[Instruction] Images are not part of the copy; transcribe all the data exactly.
** Begin Entries supplied **
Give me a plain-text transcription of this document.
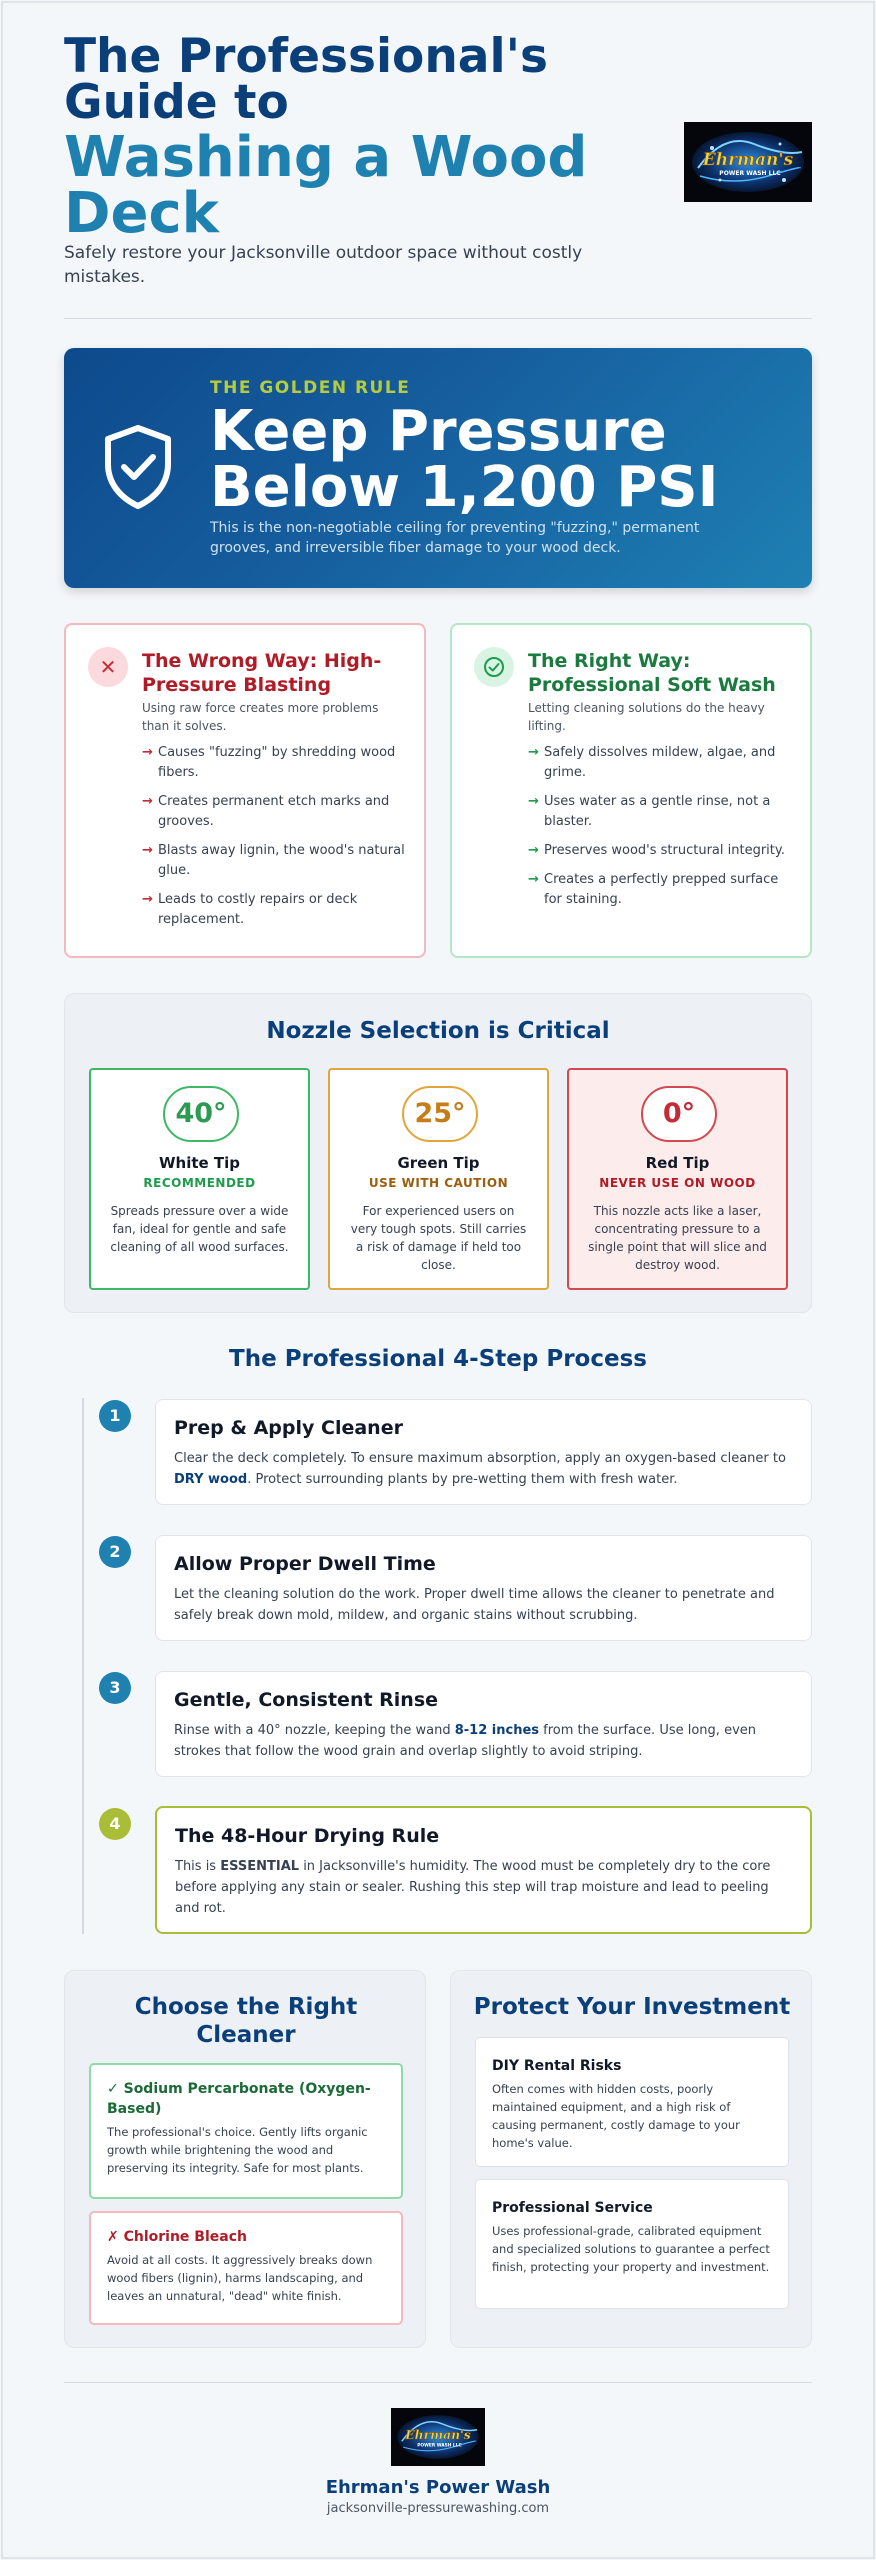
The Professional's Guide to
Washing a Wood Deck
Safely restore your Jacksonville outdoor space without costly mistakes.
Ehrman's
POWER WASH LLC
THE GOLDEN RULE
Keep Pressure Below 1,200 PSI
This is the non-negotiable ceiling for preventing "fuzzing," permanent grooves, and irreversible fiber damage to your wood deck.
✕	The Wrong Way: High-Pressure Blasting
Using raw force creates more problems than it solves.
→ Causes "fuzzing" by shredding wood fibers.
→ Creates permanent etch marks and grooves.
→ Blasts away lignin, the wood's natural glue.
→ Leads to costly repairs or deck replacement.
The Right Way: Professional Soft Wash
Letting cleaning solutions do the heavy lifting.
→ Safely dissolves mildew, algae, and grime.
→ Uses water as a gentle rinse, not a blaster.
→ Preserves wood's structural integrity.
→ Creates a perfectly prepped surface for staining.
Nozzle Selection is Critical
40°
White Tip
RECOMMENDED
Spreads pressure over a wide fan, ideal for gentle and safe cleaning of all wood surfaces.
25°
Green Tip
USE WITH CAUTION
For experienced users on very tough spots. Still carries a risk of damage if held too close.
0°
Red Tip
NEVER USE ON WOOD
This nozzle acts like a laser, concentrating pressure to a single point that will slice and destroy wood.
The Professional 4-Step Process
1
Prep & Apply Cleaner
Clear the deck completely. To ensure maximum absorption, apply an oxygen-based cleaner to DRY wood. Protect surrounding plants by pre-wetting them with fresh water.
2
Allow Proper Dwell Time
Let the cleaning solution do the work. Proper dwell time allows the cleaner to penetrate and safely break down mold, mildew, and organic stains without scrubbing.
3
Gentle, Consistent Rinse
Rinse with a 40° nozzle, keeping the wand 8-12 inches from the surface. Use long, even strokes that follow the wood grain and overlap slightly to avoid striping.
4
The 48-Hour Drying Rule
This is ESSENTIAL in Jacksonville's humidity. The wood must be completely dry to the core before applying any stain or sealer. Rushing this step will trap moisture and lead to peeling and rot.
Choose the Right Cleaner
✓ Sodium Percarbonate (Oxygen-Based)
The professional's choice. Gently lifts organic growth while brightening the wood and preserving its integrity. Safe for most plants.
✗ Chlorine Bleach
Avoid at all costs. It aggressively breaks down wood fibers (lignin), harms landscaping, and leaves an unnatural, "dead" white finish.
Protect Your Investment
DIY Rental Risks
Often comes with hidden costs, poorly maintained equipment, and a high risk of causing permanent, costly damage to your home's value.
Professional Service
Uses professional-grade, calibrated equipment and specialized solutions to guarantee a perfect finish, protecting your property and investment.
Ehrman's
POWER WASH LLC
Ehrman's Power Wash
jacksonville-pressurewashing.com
** End Entries supplied **
[Answer to this task]
Give me a plain-text transcription of this document.
The Professional's Guide to
Washing a Wood Deck
Safely restore your Jacksonville outdoor space without costly mistakes.
Ehrman's
POWER WASH LLC
THE GOLDEN RULE
Keep Pressure Below 1,200 PSI
This is the non-negotiable ceiling for preventing "fuzzing," permanent grooves, and irreversible fiber damage to your wood deck.
✕	The Wrong Way: High-Pressure Blasting
Using raw force creates more problems than it solves.
→ Causes "fuzzing" by shredding wood fibers.
→ Creates permanent etch marks and grooves.
→ Blasts away lignin, the wood's natural glue.
→ Leads to costly repairs or deck replacement.
The Right Way: Professional Soft Wash
Letting cleaning solutions do the heavy lifting.
→ Safely dissolves mildew, algae, and grime.
→ Uses water as a gentle rinse, not a blaster.
→ Preserves wood's structural integrity.
→ Creates a perfectly prepped surface for staining.
Nozzle Selection is Critical
40°
White Tip
RECOMMENDED
Spreads pressure over a wide fan, ideal for gentle and safe cleaning of all wood surfaces.
25°
Green Tip
USE WITH CAUTION
For experienced users on very tough spots. Still carries a risk of damage if held too close.
0°
Red Tip
NEVER USE ON WOOD
This nozzle acts like a laser, concentrating pressure to a single point that will slice and destroy wood.
The Professional 4-Step Process
1
Prep & Apply Cleaner
Clear the deck completely. To ensure maximum absorption, apply an oxygen-based cleaner to DRY wood. Protect surrounding plants by pre-wetting them with fresh water.
2
Allow Proper Dwell Time
Let the cleaning solution do the work. Proper dwell time allows the cleaner to penetrate and safely break down mold, mildew, and organic stains without scrubbing.
3
Gentle, Consistent Rinse
Rinse with a 40° nozzle, keeping the wand 8-12 inches from the surface. Use long, even strokes that follow the wood grain and overlap slightly to avoid striping.
4
The 48-Hour Drying Rule
This is ESSENTIAL in Jacksonville's humidity. The wood must be completely dry to the core before applying any stain or sealer. Rushing this step will trap moisture and lead to peeling and rot.
Choose the Right Cleaner
✓ Sodium Percarbonate (Oxygen-Based)
The professional's choice. Gently lifts organic growth while brightening the wood and preserving its integrity. Safe for most plants.
✗ Chlorine Bleach
Avoid at all costs. It aggressively breaks down wood fibers (lignin), harms landscaping, and leaves an unnatural, "dead" white finish.
Protect Your Investment
DIY Rental Risks
Often comes with hidden costs, poorly maintained equipment, and a high risk of causing permanent, costly damage to your home's value.
Professional Service
Uses professional-grade, calibrated equipment and specialized solutions to guarantee a perfect finish, protecting your property and investment.
Ehrman's
POWER WASH LLC
Ehrman's Power Wash
jacksonville-pressurewashing.com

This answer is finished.